- SET TASK -
Every line in the listing is to be echoed verbatim.

- ENTRIES -
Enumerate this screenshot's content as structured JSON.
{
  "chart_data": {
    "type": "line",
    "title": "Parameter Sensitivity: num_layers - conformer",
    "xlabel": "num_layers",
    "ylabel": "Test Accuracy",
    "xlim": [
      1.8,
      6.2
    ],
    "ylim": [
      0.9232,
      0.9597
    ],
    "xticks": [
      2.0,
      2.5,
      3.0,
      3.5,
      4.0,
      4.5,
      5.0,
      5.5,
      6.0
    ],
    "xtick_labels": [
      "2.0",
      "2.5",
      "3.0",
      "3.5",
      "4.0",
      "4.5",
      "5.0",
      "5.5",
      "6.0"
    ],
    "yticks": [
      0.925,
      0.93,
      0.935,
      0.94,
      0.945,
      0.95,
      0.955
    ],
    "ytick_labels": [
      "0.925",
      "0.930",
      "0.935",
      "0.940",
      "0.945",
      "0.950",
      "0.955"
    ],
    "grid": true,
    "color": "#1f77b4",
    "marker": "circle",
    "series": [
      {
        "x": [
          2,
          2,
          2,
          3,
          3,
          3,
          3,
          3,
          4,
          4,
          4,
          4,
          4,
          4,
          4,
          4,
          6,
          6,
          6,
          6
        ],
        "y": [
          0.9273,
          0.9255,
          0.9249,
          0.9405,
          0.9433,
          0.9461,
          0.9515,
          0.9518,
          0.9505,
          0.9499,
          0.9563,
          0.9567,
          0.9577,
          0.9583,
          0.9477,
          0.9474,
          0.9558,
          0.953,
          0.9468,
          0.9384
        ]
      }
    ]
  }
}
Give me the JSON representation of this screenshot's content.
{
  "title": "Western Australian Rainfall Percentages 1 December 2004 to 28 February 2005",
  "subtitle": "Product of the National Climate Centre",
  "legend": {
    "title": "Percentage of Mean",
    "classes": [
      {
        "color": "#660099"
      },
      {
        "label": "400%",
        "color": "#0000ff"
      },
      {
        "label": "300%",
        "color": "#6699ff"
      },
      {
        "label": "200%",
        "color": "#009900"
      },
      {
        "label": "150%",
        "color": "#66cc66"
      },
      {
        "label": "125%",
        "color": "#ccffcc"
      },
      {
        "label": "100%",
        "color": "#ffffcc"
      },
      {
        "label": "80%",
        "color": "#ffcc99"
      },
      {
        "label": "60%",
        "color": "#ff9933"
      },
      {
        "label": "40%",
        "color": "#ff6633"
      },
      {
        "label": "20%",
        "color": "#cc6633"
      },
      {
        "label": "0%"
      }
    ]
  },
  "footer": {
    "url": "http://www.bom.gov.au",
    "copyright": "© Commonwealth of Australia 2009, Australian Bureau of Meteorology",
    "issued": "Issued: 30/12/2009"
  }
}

- TASK OUTPUT -
Enumerate this screenshot's content as structured JSON.
{
  "chart_data": {
    "type": "line",
    "title": "Parameter Sensitivity: num_layers - conformer",
    "xlabel": "num_layers",
    "ylabel": "Test Accuracy",
    "xlim": [
      1.8,
      6.2
    ],
    "ylim": [
      0.9232,
      0.9597
    ],
    "xticks": [
      2.0,
      2.5,
      3.0,
      3.5,
      4.0,
      4.5,
      5.0,
      5.5,
      6.0
    ],
    "xtick_labels": [
      "2.0",
      "2.5",
      "3.0",
      "3.5",
      "4.0",
      "4.5",
      "5.0",
      "5.5",
      "6.0"
    ],
    "yticks": [
      0.925,
      0.93,
      0.935,
      0.94,
      0.945,
      0.95,
      0.955
    ],
    "ytick_labels": [
      "0.925",
      "0.930",
      "0.935",
      "0.940",
      "0.945",
      "0.950",
      "0.955"
    ],
    "grid": true,
    "color": "#1f77b4",
    "marker": "circle",
    "series": [
      {
        "x": [
          2,
          2,
          2,
          3,
          3,
          3,
          3,
          3,
          4,
          4,
          4,
          4,
          4,
          4,
          4,
          4,
          6,
          6,
          6,
          6
        ],
        "y": [
          0.9273,
          0.9255,
          0.9249,
          0.9405,
          0.9433,
          0.9461,
          0.9515,
          0.9518,
          0.9505,
          0.9499,
          0.9563,
          0.9567,
          0.9577,
          0.9583,
          0.9477,
          0.9474,
          0.9558,
          0.953,
          0.9468,
          0.9384
        ]
      }
    ]
  }
}
Give me the JSON representation of this screenshot's content.
{
  "title": "Western Australian Rainfall Percentages 1 December 2004 to 28 February 2005",
  "subtitle": "Product of the National Climate Centre",
  "legend": {
    "title": "Percentage of Mean",
    "classes": [
      {
        "color": "#660099"
      },
      {
        "label": "400%",
        "color": "#0000ff"
      },
      {
        "label": "300%",
        "color": "#6699ff"
      },
      {
        "label": "200%",
        "color": "#009900"
      },
      {
        "label": "150%",
        "color": "#66cc66"
      },
      {
        "label": "125%",
        "color": "#ccffcc"
      },
      {
        "label": "100%",
        "color": "#ffffcc"
      },
      {
        "label": "80%",
        "color": "#ffcc99"
      },
      {
        "label": "60%",
        "color": "#ff9933"
      },
      {
        "label": "40%",
        "color": "#ff6633"
      },
      {
        "label": "20%",
        "color": "#cc6633"
      },
      {
        "label": "0%"
      }
    ]
  },
  "footer": {
    "url": "http://www.bom.gov.au",
    "copyright": "© Commonwealth of Australia 2009, Australian Bureau of Meteorology",
    "issued": "Issued: 30/12/2009"
  }
}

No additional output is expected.